• [Page]:

It happens then RTPENGINE throws an error in kernel mode - error allocate memory.

This happens in the proc_blist_read function, which outputs information about RTP statistics to user space.
After this error, RTP statistics are not generated.

It looks like we don't push to the user space the statistic about kernel mode and it could leads to the issue with call drops by RTP timeout and wrong MOS.

Anything else?

No response

dfxdj commented 2 months ago

Looks like you're just out of memory. There was an skb leak fixed in 11.5.1.19. You should update.

YuriyFateev commented 1 month ago

Hello. After this fix https://github.com/sipwise/rtpengine/commit/6cc7ceb1e24eb1b4be8994b51471b92443e19a16 The problem remains, but appears much less frequently.

We also tried this

opp = kzalloc(sizeof(*opp), GFP_KERNEL);
    if (!opp) {
    set_current_state(TASK_UNINTERRUPTIBLE);
    schedule_timeout(msecs_to_jiffies(5));
    opp = kzalloc(sizeof(*opp), GFP_KERNEL);
        if (!opp) {
        set_current_state(TASK_UNINTERRUPTIBLE);
        schedule_timeout(msecs_to_jiffies(5));
        opp = kzalloc(sizeof(*opp), GFP_KERNEL);
            if (!opp) {
            printk(KERN_ERR "xt_RTPENGINE [%s:%i] Error allocate memory !!!!!", __FUNCTION__, __LINE__);
            goto err;
        }
    }
}

the problem did not recur. Without knowing the logic of the work, we are not entirely sure that this will be correct. Can you confirm or deny this? Thank you.

• [Annotated region lists]:
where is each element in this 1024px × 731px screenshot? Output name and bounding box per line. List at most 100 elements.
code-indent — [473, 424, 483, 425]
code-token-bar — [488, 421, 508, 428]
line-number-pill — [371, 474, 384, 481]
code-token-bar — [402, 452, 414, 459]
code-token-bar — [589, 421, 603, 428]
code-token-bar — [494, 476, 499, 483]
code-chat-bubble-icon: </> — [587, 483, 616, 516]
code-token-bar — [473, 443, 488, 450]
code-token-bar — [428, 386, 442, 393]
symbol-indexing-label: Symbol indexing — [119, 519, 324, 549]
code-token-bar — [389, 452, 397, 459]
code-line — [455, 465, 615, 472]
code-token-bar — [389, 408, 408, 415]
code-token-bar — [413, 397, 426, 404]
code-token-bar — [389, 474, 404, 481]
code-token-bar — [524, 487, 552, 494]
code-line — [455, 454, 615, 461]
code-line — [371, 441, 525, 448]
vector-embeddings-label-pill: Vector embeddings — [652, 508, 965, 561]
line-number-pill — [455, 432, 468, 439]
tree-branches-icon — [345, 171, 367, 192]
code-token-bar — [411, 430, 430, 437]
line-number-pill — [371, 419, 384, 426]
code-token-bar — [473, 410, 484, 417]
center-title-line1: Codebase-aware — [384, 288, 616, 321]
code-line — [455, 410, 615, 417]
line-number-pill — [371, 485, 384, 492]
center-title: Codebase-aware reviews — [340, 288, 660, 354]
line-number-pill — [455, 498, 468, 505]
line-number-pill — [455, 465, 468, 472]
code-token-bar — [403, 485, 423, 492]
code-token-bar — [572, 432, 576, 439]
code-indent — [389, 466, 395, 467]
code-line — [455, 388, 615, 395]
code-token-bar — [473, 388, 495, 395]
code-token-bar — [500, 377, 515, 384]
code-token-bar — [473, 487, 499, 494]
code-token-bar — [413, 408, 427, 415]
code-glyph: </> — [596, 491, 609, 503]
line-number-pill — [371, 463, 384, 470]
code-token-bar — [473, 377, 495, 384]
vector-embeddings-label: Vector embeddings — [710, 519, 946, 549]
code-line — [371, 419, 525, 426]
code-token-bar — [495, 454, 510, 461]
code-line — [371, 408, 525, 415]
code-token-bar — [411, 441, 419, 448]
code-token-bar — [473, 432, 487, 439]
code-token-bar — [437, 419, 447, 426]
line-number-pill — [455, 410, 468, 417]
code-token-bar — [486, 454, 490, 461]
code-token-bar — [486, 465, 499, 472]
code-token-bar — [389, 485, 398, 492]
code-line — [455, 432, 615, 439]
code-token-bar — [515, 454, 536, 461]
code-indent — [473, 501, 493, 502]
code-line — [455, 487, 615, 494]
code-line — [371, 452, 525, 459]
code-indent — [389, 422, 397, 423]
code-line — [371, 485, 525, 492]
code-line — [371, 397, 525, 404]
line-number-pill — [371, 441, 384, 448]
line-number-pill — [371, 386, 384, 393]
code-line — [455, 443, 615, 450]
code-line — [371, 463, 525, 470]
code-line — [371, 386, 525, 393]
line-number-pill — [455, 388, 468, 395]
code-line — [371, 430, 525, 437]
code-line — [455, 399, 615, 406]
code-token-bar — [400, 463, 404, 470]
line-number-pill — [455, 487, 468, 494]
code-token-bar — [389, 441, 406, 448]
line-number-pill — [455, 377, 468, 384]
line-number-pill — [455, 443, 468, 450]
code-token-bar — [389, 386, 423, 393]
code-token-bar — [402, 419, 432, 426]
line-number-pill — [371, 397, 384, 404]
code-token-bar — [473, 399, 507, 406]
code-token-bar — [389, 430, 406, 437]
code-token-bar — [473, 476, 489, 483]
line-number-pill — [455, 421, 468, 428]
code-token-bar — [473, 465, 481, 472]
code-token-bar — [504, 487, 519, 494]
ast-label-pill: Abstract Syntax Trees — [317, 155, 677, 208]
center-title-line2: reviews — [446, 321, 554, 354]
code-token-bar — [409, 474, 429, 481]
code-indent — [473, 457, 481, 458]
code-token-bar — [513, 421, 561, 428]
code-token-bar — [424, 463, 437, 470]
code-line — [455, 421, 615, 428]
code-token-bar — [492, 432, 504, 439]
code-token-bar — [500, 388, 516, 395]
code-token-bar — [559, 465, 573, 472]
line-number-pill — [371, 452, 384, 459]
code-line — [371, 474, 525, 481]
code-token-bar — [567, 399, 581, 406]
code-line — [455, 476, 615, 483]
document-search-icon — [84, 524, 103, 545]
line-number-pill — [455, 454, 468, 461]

• [Written instruction 1]: Return the part of the rtpengine thread from "After this error, RTP" to "Anything else?", word for word.
• [Written instruction 2]: Retype the entries from their first line through the line containing "code-token-bar — [494, 476, 499, 483]", without changing anything.
The forum thread and the entries come from separate sources.

• [Complete response 1]:
After this error, RTP statistics are not generated.

It looks like we don't push to the user space the statistic about kernel mode and it could leads to the issue with call drops by RTP timeout and wrong MOS.

Anything else?

• [Complete response 2]:
where is each element in this 1024px × 731px screenshot? Output name and bounding box per line. List at most 100 elements.
code-indent — [473, 424, 483, 425]
code-token-bar — [488, 421, 508, 428]
line-number-pill — [371, 474, 384, 481]
code-token-bar — [402, 452, 414, 459]
code-token-bar — [589, 421, 603, 428]
code-token-bar — [494, 476, 499, 483]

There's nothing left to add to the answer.